>> begin RECORD EXTRACTS
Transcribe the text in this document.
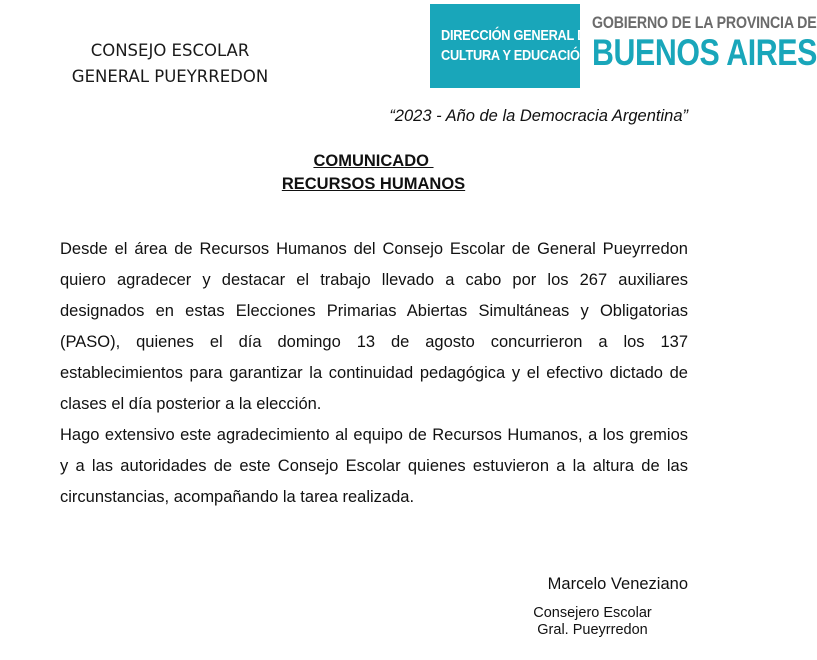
CONSEJO ESCOLAR
GENERAL PUEYRREDON
DIRECCIÓN GENERAL DE
CULTURA Y EDUCACIÓN
GOBIERNO DE LA PROVINCIA DE
BUENOS AIRES
“2023 - Año de la Democracia Argentina”
COMUNICADO
RECURSOS HUMANOS

Desde el área de Recursos Humanos del Consejo Escolar de General Pueyrredon quiero agradecer y destacar el trabajo llevado a cabo por los 267 auxiliares designados en estas Elecciones Primarias Abiertas Simultáneas y Obligatorias (PASO), quienes el día domingo 13 de agosto concurrieron a los 137 establecimientos para garantizar la continuidad pedagógica y el efectivo dictado de clases el día posterior a la elección.

Hago extensivo este agradecimiento al equipo de Recursos Humanos, a los gremios y a las autoridades de este Consejo Escolar quienes estuvieron a la altura de las circunstancias, acompañando la tarea realizada.

Marcelo Veneziano
Consejero Escolar
Gral. Pueyrredon
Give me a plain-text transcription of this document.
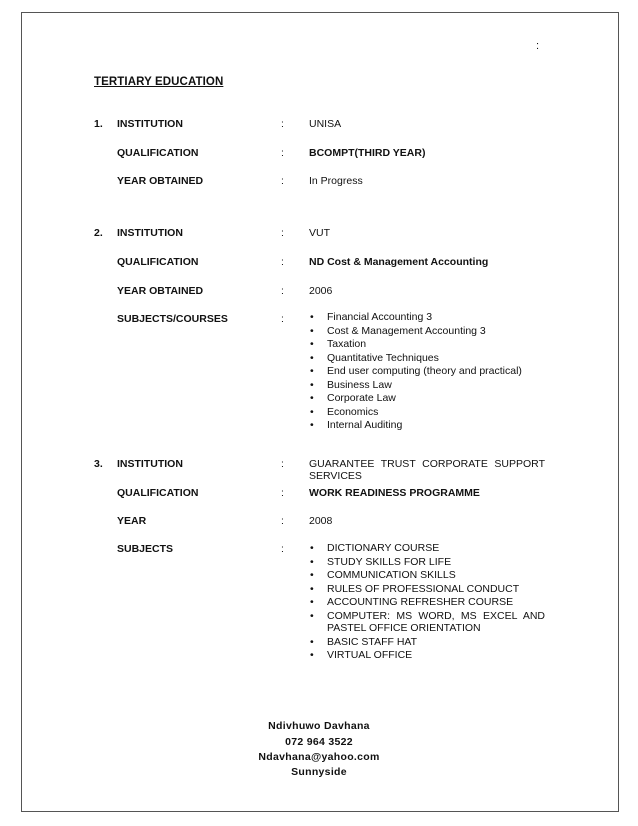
:
TERTIARY EDUCATION
1. INSTITUTION	: UNISA
QUALIFICATION	: BCOMPT(THIRD YEAR)
YEAR OBTAINED	: In Progress
2. INSTITUTION	: VUT
QUALIFICATION	: ND Cost & Management Accounting
YEAR OBTAINED	: 2006
SUBJECTS/COURSES	: • Financial Accounting 3
• Cost & Management Accounting 3
• Taxation
• Quantitative Techniques
• End user computing (theory and practical)
• Business Law
• Corporate Law
• Economics
• Internal Auditing
3. INSTITUTION	: GUARANTEE TRUST CORPORATE SUPPORT
SERVICES
QUALIFICATION	: WORK READINESS PROGRAMME
YEAR	: 2008
SUBJECTS	: • DICTIONARY COURSE
• STUDY SKILLS FOR LIFE
• COMMUNICATION SKILLS
• RULES OF PROFESSIONAL CONDUCT
• ACCOUNTING REFRESHER COURSE
• COMPUTER: MS WORD, MS EXCEL AND
PASTEL OFFICE ORIENTATION
• BASIC STAFF HAT
• VIRTUAL OFFICE
Ndivhuwo Davhana
072 964 3522
Ndavhana@yahoo.com
Sunnyside
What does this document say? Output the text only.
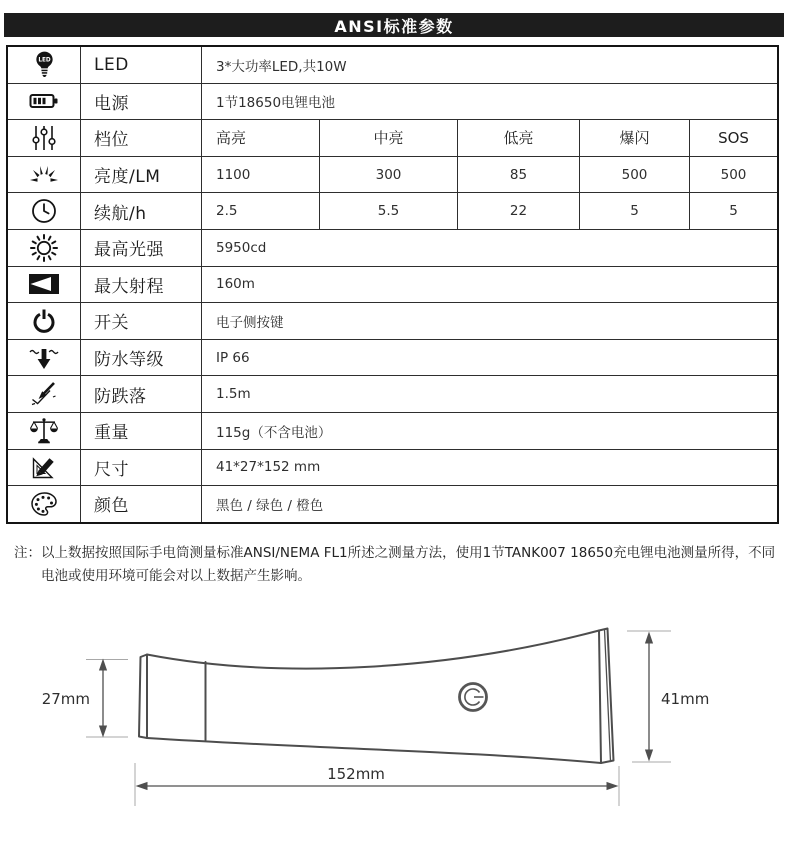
ANSI标准参数
LED	LED	3*大功率LED,共10W
电源	1节18650电锂电池
档位	高亮	中亮	低亮	爆闪	SOS
亮度/LM	1100	300	85	500	500
续航/h	2.5	5.5	22	5	5
最高光强	5950cd
最大射程	160m
开关	电子侧按键
防水等级	IP 66
防跌落	1.5m
重量	115g（不含电池）
尺寸	41*27*152 mm
颜色	黑色 / 绿色 / 橙色
注： 以上数据按照国际手电筒测量标准ANSI/NEMA FL1所述之测量方法，使用1节TANK007 18650充电锂电池测量所得，不同电池或使用环境可能会对以上数据产生影响。
27mm	41mm
152mm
>> end RECORD EXTRACTS
* JOB
Copy the entries exactly. Leave out the images.

* REPLY TO THE TASK
Transcribe the text in this document.
CONSEJO ESCOLAR
GENERAL PUEYRREDON
DIRECCIÓN GENERAL DE
CULTURA Y EDUCACIÓN
GOBIERNO DE LA PROVINCIA DE
BUENOS AIRES
“2023 - Año de la Democracia Argentina”
COMUNICADO
RECURSOS HUMANOS

Desde el área de Recursos Humanos del Consejo Escolar de General Pueyrredon quiero agradecer y destacar el trabajo llevado a cabo por los 267 auxiliares designados en estas Elecciones Primarias Abiertas Simultáneas y Obligatorias (PASO), quienes el día domingo 13 de agosto concurrieron a los 137 establecimientos para garantizar la continuidad pedagógica y el efectivo dictado de clases el día posterior a la elección.

Hago extensivo este agradecimiento al equipo de Recursos Humanos, a los gremios y a las autoridades de este Consejo Escolar quienes estuvieron a la altura de las circunstancias, acompañando la tarea realizada.

Marcelo Veneziano
Consejero Escolar
Gral. Pueyrredon
Give me a plain-text transcription of this document.
:
TERTIARY EDUCATION
1. INSTITUTION	: UNISA
QUALIFICATION	: BCOMPT(THIRD YEAR)
YEAR OBTAINED	: In Progress
2. INSTITUTION	: VUT
QUALIFICATION	: ND Cost & Management Accounting
YEAR OBTAINED	: 2006
SUBJECTS/COURSES	: • Financial Accounting 3
• Cost & Management Accounting 3
• Taxation
• Quantitative Techniques
• End user computing (theory and practical)
• Business Law
• Corporate Law
• Economics
• Internal Auditing
3. INSTITUTION	: GUARANTEE TRUST CORPORATE SUPPORT
SERVICES
QUALIFICATION	: WORK READINESS PROGRAMME
YEAR	: 2008
SUBJECTS	: • DICTIONARY COURSE
• STUDY SKILLS FOR LIFE
• COMMUNICATION SKILLS
• RULES OF PROFESSIONAL CONDUCT
• ACCOUNTING REFRESHER COURSE
• COMPUTER: MS WORD, MS EXCEL AND
PASTEL OFFICE ORIENTATION
• BASIC STAFF HAT
• VIRTUAL OFFICE
Ndivhuwo Davhana
072 964 3522
Ndavhana@yahoo.com
Sunnyside
What does this document say? Output the text only.
ANSI标准参数
LED	LED	3*大功率LED,共10W
电源	1节18650电锂电池
档位	高亮	中亮	低亮	爆闪	SOS
亮度/LM	1100	300	85	500	500
续航/h	2.5	5.5	22	5	5
最高光强	5950cd
最大射程	160m
开关	电子侧按键
防水等级	IP 66
防跌落	1.5m
重量	115g（不含电池）
尺寸	41*27*152 mm
颜色	黑色 / 绿色 / 橙色
注： 以上数据按照国际手电筒测量标准ANSI/NEMA FL1所述之测量方法，使用1节TANK007 18650充电锂电池测量所得，不同电池或使用环境可能会对以上数据产生影响。
27mm	41mm
152mm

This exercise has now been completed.